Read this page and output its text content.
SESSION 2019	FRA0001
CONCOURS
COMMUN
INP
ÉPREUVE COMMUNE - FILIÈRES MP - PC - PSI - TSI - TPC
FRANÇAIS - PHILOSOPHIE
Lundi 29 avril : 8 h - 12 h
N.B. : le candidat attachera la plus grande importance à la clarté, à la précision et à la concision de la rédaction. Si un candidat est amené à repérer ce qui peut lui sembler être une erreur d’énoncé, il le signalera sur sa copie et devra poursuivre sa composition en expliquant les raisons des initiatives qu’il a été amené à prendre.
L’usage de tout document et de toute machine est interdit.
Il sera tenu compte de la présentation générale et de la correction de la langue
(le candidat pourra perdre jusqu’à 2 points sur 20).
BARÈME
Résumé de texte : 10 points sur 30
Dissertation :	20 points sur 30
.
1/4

Your task —
Return every record above exactly as it appears.

Solution to the exercise —
Read this page and output its text content.
SESSION 2019	FRA0001
CONCOURS
COMMUN
INP
ÉPREUVE COMMUNE - FILIÈRES MP - PC - PSI - TSI - TPC
FRANÇAIS - PHILOSOPHIE
Lundi 29 avril : 8 h - 12 h
N.B. : le candidat attachera la plus grande importance à la clarté, à la précision et à la concision de la rédaction. Si un candidat est amené à repérer ce qui peut lui sembler être une erreur d’énoncé, il le signalera sur sa copie et devra poursuivre sa composition en expliquant les raisons des initiatives qu’il a été amené à prendre.
L’usage de tout document et de toute machine est interdit.
Il sera tenu compte de la présentation générale et de la correction de la langue
(le candidat pourra perdre jusqu’à 2 points sur 20).
BARÈME
Résumé de texte : 10 points sur 30
Dissertation :	20 points sur 30
.
1/4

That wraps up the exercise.